**WORK TO BE COMPLETED:** Each entry must be given again exactly; images do not belong in the copy.

**EXTRACTED MATERIAL:**
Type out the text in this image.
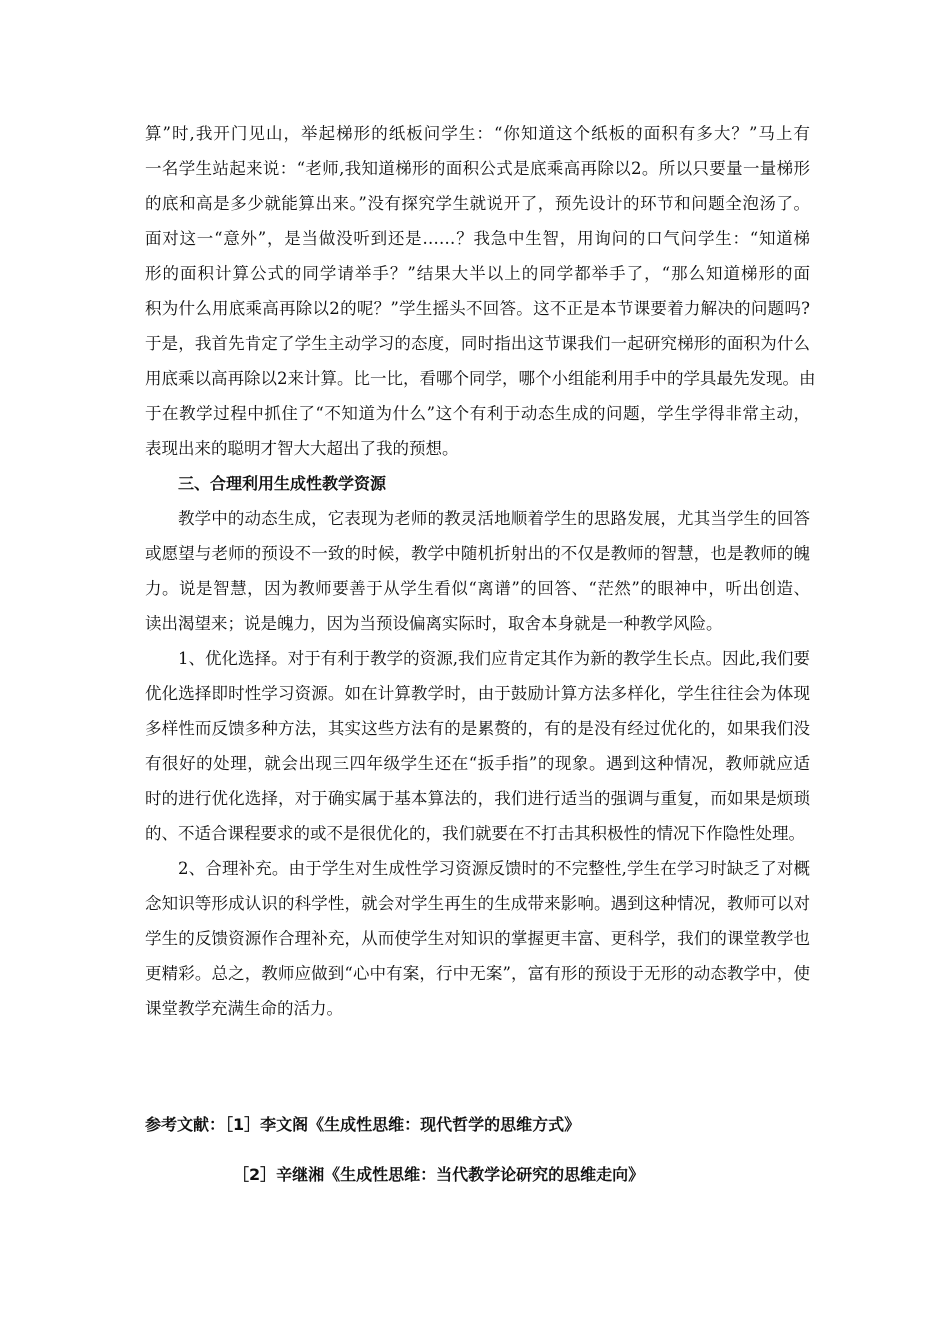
算”时,我开门见山，举起梯形的纸板问学生：“你知道这个纸板的面积有多大？”马上有
一名学生站起来说：“老师,我知道梯形的面积公式是底乘高再除以2。所以只要量一量梯形
的底和高是多少就能算出来。”没有探究学生就说开了，预先设计的环节和问题全泡汤了。
面对这一“意外”，是当做没听到还是……？我急中生智，用询问的口气问学生：“知道梯
形的面积计算公式的同学请举手？”结果大半以上的同学都举手了，“那么知道梯形的面
积为什么用底乘高再除以2的呢？”学生摇头不回答。这不正是本节课要着力解决的问题吗?
于是，我首先肯定了学生主动学习的态度，同时指出这节课我们一起研究梯形的面积为什么
用底乘以高再除以2来计算。比一比，看哪个同学，哪个小组能利用手中的学具最先发现。由
于在教学过程中抓住了“不知道为什么”这个有利于动态生成的问题，学生学得非常主动，
表现出来的聪明才智大大超出了我的预想。
三、合理利用生成性教学资源
教学中的动态生成，它表现为老师的教灵活地顺着学生的思路发展，尤其当学生的回答
或愿望与老师的预设不一致的时候，教学中随机折射出的不仅是教师的智慧，也是教师的魄
力。说是智慧，因为教师要善于从学生看似“离谱”的回答、“茫然”的眼神中，听出创造、
读出渴望来；说是魄力，因为当预设偏离实际时，取舍本身就是一种教学风险。
1、优化选择。对于有利于教学的资源,我们应肯定其作为新的教学生长点。因此,我们要
优化选择即时性学习资源。如在计算教学时，由于鼓励计算方法多样化，学生往往会为体现
多样性而反馈多种方法，其实这些方法有的是累赘的，有的是没有经过优化的，如果我们没
有很好的处理，就会出现三四年级学生还在“扳手指”的现象。遇到这种情况，教师就应适
时的进行优化选择，对于确实属于基本算法的，我们进行适当的强调与重复，而如果是烦琐
的、不适合课程要求的或不是很优化的，我们就要在不打击其积极性的情况下作隐性处理。
2、合理补充。由于学生对生成性学习资源反馈时的不完整性,学生在学习时缺乏了对概
念知识等形成认识的科学性，就会对学生再生的生成带来影响。遇到这种情况，教师可以对
学生的反馈资源作合理补充，从而使学生对知识的掌握更丰富、更科学，我们的课堂教学也
更精彩。总之，教师应做到“心中有案，行中无案”，富有形的预设于无形的动态教学中，使
课堂教学充满生命的活力。
参考文献：［1］李文阁《生成性思维：现代哲学的思维方式》
［2］辛继湘《生成性思维：当代教学论研究的思维走向》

**EXERCISE SOLUTION:**
Type out the text in this image.
算”时,我开门见山，举起梯形的纸板问学生：“你知道这个纸板的面积有多大？”马上有
一名学生站起来说：“老师,我知道梯形的面积公式是底乘高再除以2。所以只要量一量梯形
的底和高是多少就能算出来。”没有探究学生就说开了，预先设计的环节和问题全泡汤了。
面对这一“意外”，是当做没听到还是……？我急中生智，用询问的口气问学生：“知道梯
形的面积计算公式的同学请举手？”结果大半以上的同学都举手了，“那么知道梯形的面
积为什么用底乘高再除以2的呢？”学生摇头不回答。这不正是本节课要着力解决的问题吗?
于是，我首先肯定了学生主动学习的态度，同时指出这节课我们一起研究梯形的面积为什么
用底乘以高再除以2来计算。比一比，看哪个同学，哪个小组能利用手中的学具最先发现。由
于在教学过程中抓住了“不知道为什么”这个有利于动态生成的问题，学生学得非常主动，
表现出来的聪明才智大大超出了我的预想。
三、合理利用生成性教学资源
教学中的动态生成，它表现为老师的教灵活地顺着学生的思路发展，尤其当学生的回答
或愿望与老师的预设不一致的时候，教学中随机折射出的不仅是教师的智慧，也是教师的魄
力。说是智慧，因为教师要善于从学生看似“离谱”的回答、“茫然”的眼神中，听出创造、
读出渴望来；说是魄力，因为当预设偏离实际时，取舍本身就是一种教学风险。
1、优化选择。对于有利于教学的资源,我们应肯定其作为新的教学生长点。因此,我们要
优化选择即时性学习资源。如在计算教学时，由于鼓励计算方法多样化，学生往往会为体现
多样性而反馈多种方法，其实这些方法有的是累赘的，有的是没有经过优化的，如果我们没
有很好的处理，就会出现三四年级学生还在“扳手指”的现象。遇到这种情况，教师就应适
时的进行优化选择，对于确实属于基本算法的，我们进行适当的强调与重复，而如果是烦琐
的、不适合课程要求的或不是很优化的，我们就要在不打击其积极性的情况下作隐性处理。
2、合理补充。由于学生对生成性学习资源反馈时的不完整性,学生在学习时缺乏了对概
念知识等形成认识的科学性，就会对学生再生的生成带来影响。遇到这种情况，教师可以对
学生的反馈资源作合理补充，从而使学生对知识的掌握更丰富、更科学，我们的课堂教学也
更精彩。总之，教师应做到“心中有案，行中无案”，富有形的预设于无形的动态教学中，使
课堂教学充满生命的活力。
参考文献：［1］李文阁《生成性思维：现代哲学的思维方式》
［2］辛继湘《生成性思维：当代教学论研究的思维走向》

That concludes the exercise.